▸ **Problem description**:
Reproduce all of the following data word for word, omitting the pictures.
** BEGIN Dataset excerpts **
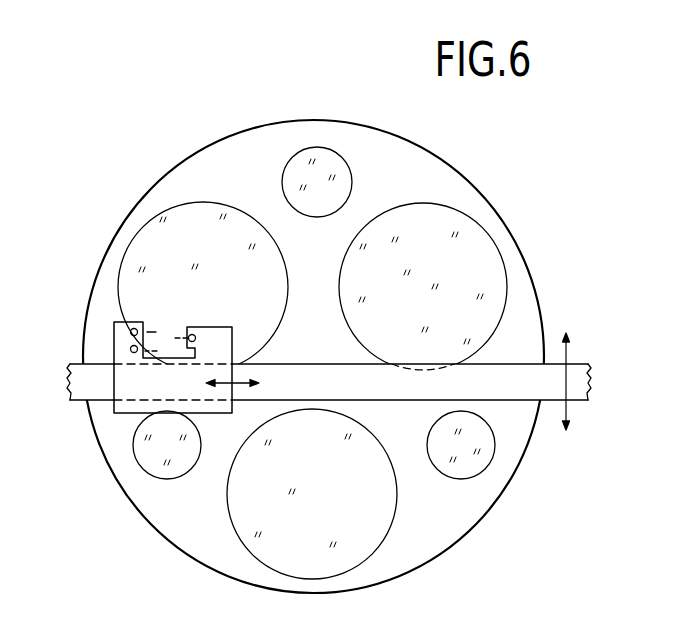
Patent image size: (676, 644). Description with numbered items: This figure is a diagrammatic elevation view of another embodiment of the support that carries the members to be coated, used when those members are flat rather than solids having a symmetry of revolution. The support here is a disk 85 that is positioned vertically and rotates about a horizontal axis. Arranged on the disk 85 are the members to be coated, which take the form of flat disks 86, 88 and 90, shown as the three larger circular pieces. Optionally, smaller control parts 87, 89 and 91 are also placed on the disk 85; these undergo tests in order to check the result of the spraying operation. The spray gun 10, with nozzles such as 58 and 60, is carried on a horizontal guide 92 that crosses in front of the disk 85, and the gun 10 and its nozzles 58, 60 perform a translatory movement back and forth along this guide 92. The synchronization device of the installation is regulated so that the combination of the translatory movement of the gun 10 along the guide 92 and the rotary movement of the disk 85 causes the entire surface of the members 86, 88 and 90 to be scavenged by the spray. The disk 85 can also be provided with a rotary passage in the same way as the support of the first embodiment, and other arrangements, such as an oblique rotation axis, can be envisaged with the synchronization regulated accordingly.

The gun 10 is at (205, 325).
The nozzle 58 is at (131, 332).
The nozzle 60 is at (131, 349).
The disk 85 is at (107, 252).
The flat disk 86 is at (173, 230).
The control part 87 is at (295, 163).
The flat disk 88 is at (453, 220).
The control part 89 is at (470, 457).
The flat disk 90 is at (243, 518).
The control part 91 is at (148, 462).
The guide 92 is at (517, 367).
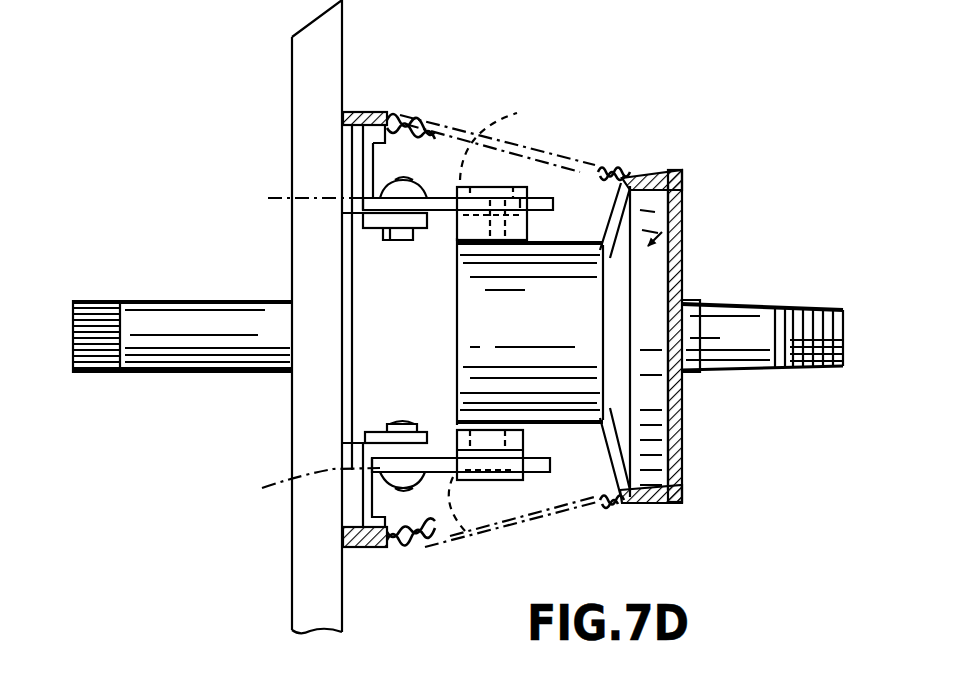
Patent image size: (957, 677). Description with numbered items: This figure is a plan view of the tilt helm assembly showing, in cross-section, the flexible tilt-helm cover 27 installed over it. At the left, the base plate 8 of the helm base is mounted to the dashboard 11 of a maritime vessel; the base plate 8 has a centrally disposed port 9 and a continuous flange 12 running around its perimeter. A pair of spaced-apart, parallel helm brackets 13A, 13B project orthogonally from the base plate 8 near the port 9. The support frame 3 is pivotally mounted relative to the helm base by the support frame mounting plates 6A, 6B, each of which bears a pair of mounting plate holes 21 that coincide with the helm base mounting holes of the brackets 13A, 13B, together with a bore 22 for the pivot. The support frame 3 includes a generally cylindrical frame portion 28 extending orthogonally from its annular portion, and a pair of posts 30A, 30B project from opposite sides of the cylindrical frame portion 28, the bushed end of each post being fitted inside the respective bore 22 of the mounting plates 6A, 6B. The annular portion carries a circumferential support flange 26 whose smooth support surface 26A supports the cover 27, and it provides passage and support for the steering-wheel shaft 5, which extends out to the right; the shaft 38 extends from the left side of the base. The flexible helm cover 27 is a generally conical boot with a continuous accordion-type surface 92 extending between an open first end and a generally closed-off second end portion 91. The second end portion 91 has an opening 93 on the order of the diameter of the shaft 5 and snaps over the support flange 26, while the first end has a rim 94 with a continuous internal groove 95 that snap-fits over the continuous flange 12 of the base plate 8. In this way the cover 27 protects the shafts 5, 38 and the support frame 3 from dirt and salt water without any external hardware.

The support frame 3 is at (685, 205).
The steering-wheel shaft 5 is at (747, 362).
The support frame mounting plate 6A is at (543, 470).
The support frame mounting plate 6B is at (600, 163).
The base plate 8 is at (357, 162).
The port 9 is at (357, 293).
The dashboard 11 is at (310, 582).
The continuous flange 12 is at (372, 118).
The helm bracket 13A is at (443, 232).
The helm bracket 13B is at (433, 430).
The mounting plate holes 21 is at (355, 352).
The bore 22 is at (487, 147).
The support flange 26 is at (670, 175).
The smooth support surface 26A is at (654, 360).
The flexible helm cover 27 is at (703, 438).
The cylindrical frame portion 28 is at (548, 337).
The post 30A is at (533, 442).
The post 30B is at (525, 228).
The shaft 38 is at (145, 375).
The second end portion 91 is at (685, 252).
The accordion-type surface 92 is at (545, 195).
The opening 93 is at (685, 297).
The rim 94 is at (357, 112).
The continuous internal groove 95 is at (343, 525).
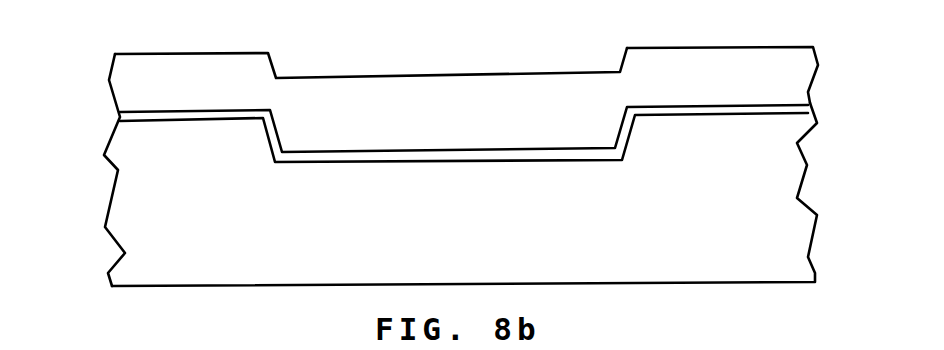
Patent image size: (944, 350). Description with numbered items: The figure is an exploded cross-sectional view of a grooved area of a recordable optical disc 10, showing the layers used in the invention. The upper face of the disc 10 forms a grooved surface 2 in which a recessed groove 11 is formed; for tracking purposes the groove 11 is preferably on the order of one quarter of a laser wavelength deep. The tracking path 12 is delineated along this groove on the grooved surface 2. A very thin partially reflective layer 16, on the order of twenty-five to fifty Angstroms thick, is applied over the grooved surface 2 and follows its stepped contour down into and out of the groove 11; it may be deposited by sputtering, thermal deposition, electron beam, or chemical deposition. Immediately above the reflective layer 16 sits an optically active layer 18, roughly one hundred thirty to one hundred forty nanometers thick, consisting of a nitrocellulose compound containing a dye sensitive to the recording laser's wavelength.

The grooved surface 2 is at (96, 170).
The disc 10 is at (489, 194).
The groove 11 is at (371, 47).
The tracking path 12 is at (464, 128).
The partially reflective layer 16 is at (505, 110).
The optically active layer 18 is at (722, 59).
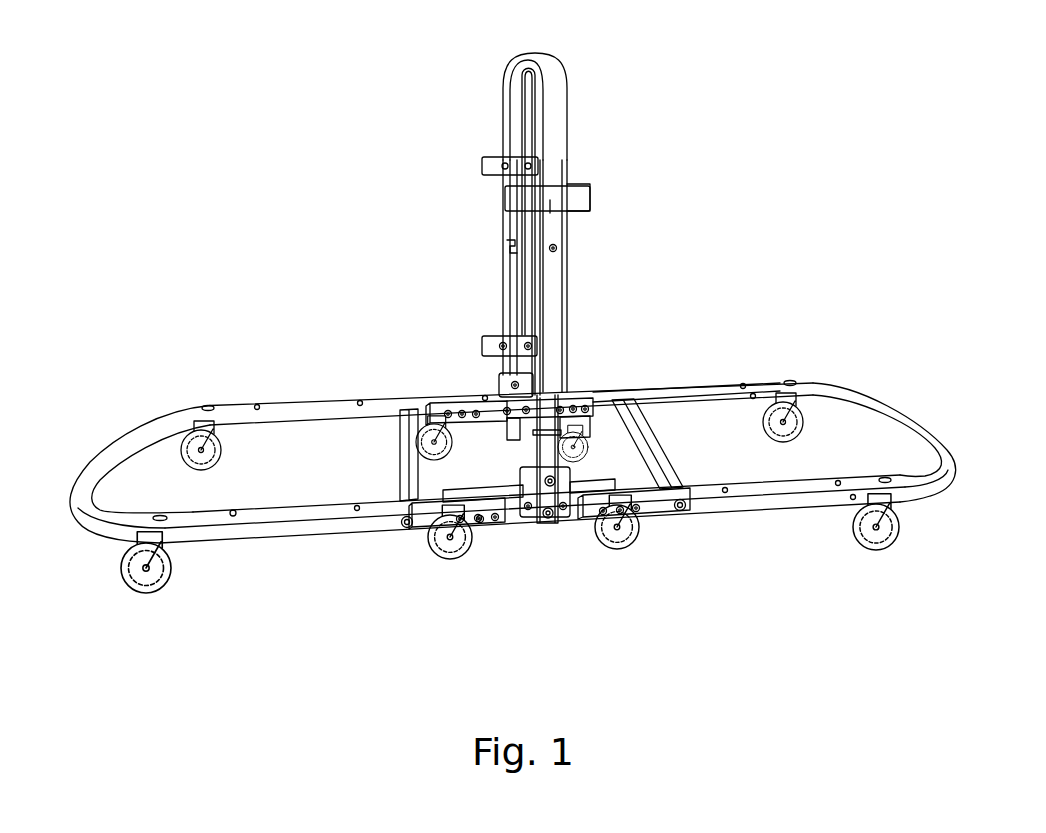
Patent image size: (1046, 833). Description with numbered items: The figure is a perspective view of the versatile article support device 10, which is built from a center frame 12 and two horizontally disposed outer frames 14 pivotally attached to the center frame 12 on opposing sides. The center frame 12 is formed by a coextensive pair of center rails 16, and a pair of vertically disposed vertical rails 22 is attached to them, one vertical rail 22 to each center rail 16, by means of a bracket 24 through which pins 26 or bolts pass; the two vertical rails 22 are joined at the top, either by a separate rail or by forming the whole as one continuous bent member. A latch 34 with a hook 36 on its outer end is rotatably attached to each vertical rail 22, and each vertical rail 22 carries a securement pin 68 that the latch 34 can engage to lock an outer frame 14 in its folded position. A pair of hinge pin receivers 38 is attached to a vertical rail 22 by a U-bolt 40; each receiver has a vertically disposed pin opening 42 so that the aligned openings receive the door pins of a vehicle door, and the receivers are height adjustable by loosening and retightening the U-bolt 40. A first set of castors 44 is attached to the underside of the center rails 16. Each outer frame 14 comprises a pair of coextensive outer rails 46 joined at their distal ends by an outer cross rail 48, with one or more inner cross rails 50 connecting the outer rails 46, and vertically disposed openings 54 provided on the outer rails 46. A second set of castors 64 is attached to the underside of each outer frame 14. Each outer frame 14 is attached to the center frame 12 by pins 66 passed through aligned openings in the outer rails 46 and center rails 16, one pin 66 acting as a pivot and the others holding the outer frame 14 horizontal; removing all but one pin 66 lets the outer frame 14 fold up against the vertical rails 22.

The versatile article support device 10 is at (547, 622).
The center frame 12 is at (500, 280).
The outer frame 14 is at (373, 536).
The center rail 16 is at (577, 394).
The vertical rail 22 is at (510, 307).
The bracket 24 is at (494, 386).
The pin 26 is at (527, 514).
The latch 34 is at (532, 56).
The hook 36 is at (507, 252).
The hinge pin receiver 38 is at (600, 197).
The U-bolt 40 is at (555, 213).
The pin opening 42 is at (490, 188).
The first set of castors 44 is at (448, 546).
The outer rail 46 is at (289, 402).
The outer cross rail 48 is at (98, 458).
The inner cross rail 50 is at (407, 477).
The vertically disposed opening 54 is at (233, 516).
The second set of castors 64 is at (138, 572).
The pin 66 is at (480, 523).
The securement pin 68 is at (558, 248).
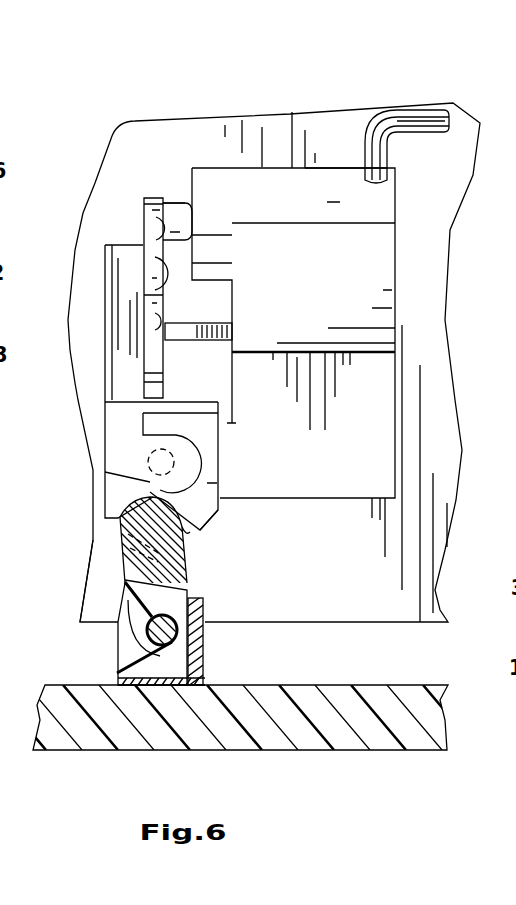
** END Dataset excerpts **
▸ **Final answer**:
Patent image size: (676, 644). Description with numbered items: This figure is a diagrammatic elevation view of another embodiment of the support that carries the members to be coated, used when those members are flat rather than solids having a symmetry of revolution. The support here is a disk 85 that is positioned vertically and rotates about a horizontal axis. Arranged on the disk 85 are the members to be coated, which take the form of flat disks 86, 88 and 90, shown as the three larger circular pieces. Optionally, smaller control parts 87, 89 and 91 are also placed on the disk 85; these undergo tests in order to check the result of the spraying operation. The spray gun 10, with nozzles such as 58 and 60, is carried on a horizontal guide 92 that crosses in front of the disk 85, and the gun 10 and its nozzles 58, 60 perform a translatory movement back and forth along this guide 92. The synchronization device of the installation is regulated so that the combination of the translatory movement of the gun 10 along the guide 92 and the rotary movement of the disk 85 causes the entire surface of the members 86, 88 and 90 to be scavenged by the spray. The disk 85 can also be provided with a rotary passage in the same way as the support of the first embodiment, and other arrangements, such as an oblique rotation axis, can be envisaged with the synchronization regulated accordingly.

The gun 10 is at (205, 325).
The nozzle 58 is at (131, 332).
The nozzle 60 is at (131, 349).
The disk 85 is at (107, 252).
The flat disk 86 is at (173, 230).
The control part 87 is at (295, 163).
The flat disk 88 is at (453, 220).
The control part 89 is at (470, 457).
The flat disk 90 is at (243, 518).
The control part 91 is at (148, 462).
The guide 92 is at (517, 367).
Patent image size: (957, 677). Description with numbered items: This figure is a plan view of the tilt helm assembly showing, in cross-section, the flexible tilt-helm cover 27 installed over it. At the left, the base plate 8 of the helm base is mounted to the dashboard 11 of a maritime vessel; the base plate 8 has a centrally disposed port 9 and a continuous flange 12 running around its perimeter. A pair of spaced-apart, parallel helm brackets 13A, 13B project orthogonally from the base plate 8 near the port 9. The support frame 3 is pivotally mounted relative to the helm base by the support frame mounting plates 6A, 6B, each of which bears a pair of mounting plate holes 21 that coincide with the helm base mounting holes of the brackets 13A, 13B, together with a bore 22 for the pivot. The support frame 3 includes a generally cylindrical frame portion 28 extending orthogonally from its annular portion, and a pair of posts 30A, 30B project from opposite sides of the cylindrical frame portion 28, the bushed end of each post being fitted inside the respective bore 22 of the mounting plates 6A, 6B. The annular portion carries a circumferential support flange 26 whose smooth support surface 26A supports the cover 27, and it provides passage and support for the steering-wheel shaft 5, which extends out to the right; the shaft 38 extends from the left side of the base. The flexible helm cover 27 is a generally conical boot with a continuous accordion-type surface 92 extending between an open first end and a generally closed-off second end portion 91. The second end portion 91 has an opening 93 on the order of the diameter of the shaft 5 and snaps over the support flange 26, while the first end has a rim 94 with a continuous internal groove 95 that snap-fits over the continuous flange 12 of the base plate 8. In this way the cover 27 protects the shafts 5, 38 and the support frame 3 from dirt and salt water without any external hardware.

The support frame 3 is at (685, 205).
The steering-wheel shaft 5 is at (747, 362).
The support frame mounting plate 6A is at (543, 470).
The support frame mounting plate 6B is at (600, 163).
The base plate 8 is at (357, 162).
The port 9 is at (357, 293).
The dashboard 11 is at (310, 582).
The continuous flange 12 is at (372, 118).
The helm bracket 13A is at (443, 232).
The helm bracket 13B is at (433, 430).
The mounting plate holes 21 is at (355, 352).
The bore 22 is at (487, 147).
The support flange 26 is at (670, 175).
The smooth support surface 26A is at (654, 360).
The flexible helm cover 27 is at (703, 438).
The cylindrical frame portion 28 is at (548, 337).
The post 30A is at (533, 442).
The post 30B is at (525, 228).
The shaft 38 is at (145, 375).
The second end portion 91 is at (685, 252).
The accordion-type surface 92 is at (545, 195).
The opening 93 is at (685, 297).
The rim 94 is at (357, 112).
The continuous internal groove 95 is at (343, 525).
Patent image size: (944, 350). Description with numbered items: The figure is an exploded cross-sectional view of a grooved area of a recordable optical disc 10, showing the layers used in the invention. The upper face of the disc 10 forms a grooved surface 2 in which a recessed groove 11 is formed; for tracking purposes the groove 11 is preferably on the order of one quarter of a laser wavelength deep. The tracking path 12 is delineated along this groove on the grooved surface 2. A very thin partially reflective layer 16, on the order of twenty-five to fifty Angstroms thick, is applied over the grooved surface 2 and follows its stepped contour down into and out of the groove 11; it may be deposited by sputtering, thermal deposition, electron beam, or chemical deposition. Immediately above the reflective layer 16 sits an optically active layer 18, roughly one hundred thirty to one hundred forty nanometers thick, consisting of a nitrocellulose compound containing a dye sensitive to the recording laser's wavelength.

The grooved surface 2 is at (96, 170).
The disc 10 is at (489, 194).
The groove 11 is at (371, 47).
The tracking path 12 is at (464, 128).
The partially reflective layer 16 is at (505, 110).
The optically active layer 18 is at (722, 59).
Patent image size: (1046, 833). Description with numbered items: The figure is a perspective view of the versatile article support device 10, which is built from a center frame 12 and two horizontally disposed outer frames 14 pivotally attached to the center frame 12 on opposing sides. The center frame 12 is formed by a coextensive pair of center rails 16, and a pair of vertically disposed vertical rails 22 is attached to them, one vertical rail 22 to each center rail 16, by means of a bracket 24 through which pins 26 or bolts pass; the two vertical rails 22 are joined at the top, either by a separate rail or by forming the whole as one continuous bent member. A latch 34 with a hook 36 on its outer end is rotatably attached to each vertical rail 22, and each vertical rail 22 carries a securement pin 68 that the latch 34 can engage to lock an outer frame 14 in its folded position. A pair of hinge pin receivers 38 is attached to a vertical rail 22 by a U-bolt 40; each receiver has a vertically disposed pin opening 42 so that the aligned openings receive the door pins of a vehicle door, and the receivers are height adjustable by loosening and retightening the U-bolt 40. A first set of castors 44 is attached to the underside of the center rails 16. Each outer frame 14 comprises a pair of coextensive outer rails 46 joined at their distal ends by an outer cross rail 48, with one or more inner cross rails 50 connecting the outer rails 46, and vertically disposed openings 54 provided on the outer rails 46. A second set of castors 64 is attached to the underside of each outer frame 14. Each outer frame 14 is attached to the center frame 12 by pins 66 passed through aligned openings in the outer rails 46 and center rails 16, one pin 66 acting as a pivot and the others holding the outer frame 14 horizontal; removing all but one pin 66 lets the outer frame 14 fold up against the vertical rails 22.

The versatile article support device 10 is at (547, 622).
The center frame 12 is at (500, 280).
The outer frame 14 is at (373, 536).
The center rail 16 is at (577, 394).
The vertical rail 22 is at (510, 307).
The bracket 24 is at (494, 386).
The pin 26 is at (527, 514).
The latch 34 is at (532, 56).
The hook 36 is at (507, 252).
The hinge pin receiver 38 is at (600, 197).
The U-bolt 40 is at (555, 213).
The pin opening 42 is at (490, 188).
The first set of castors 44 is at (448, 546).
The outer rail 46 is at (289, 402).
The outer cross rail 48 is at (98, 458).
The inner cross rail 50 is at (407, 477).
The vertically disposed opening 54 is at (233, 516).
The second set of castors 64 is at (138, 572).
The pin 66 is at (480, 523).
The securement pin 68 is at (558, 248).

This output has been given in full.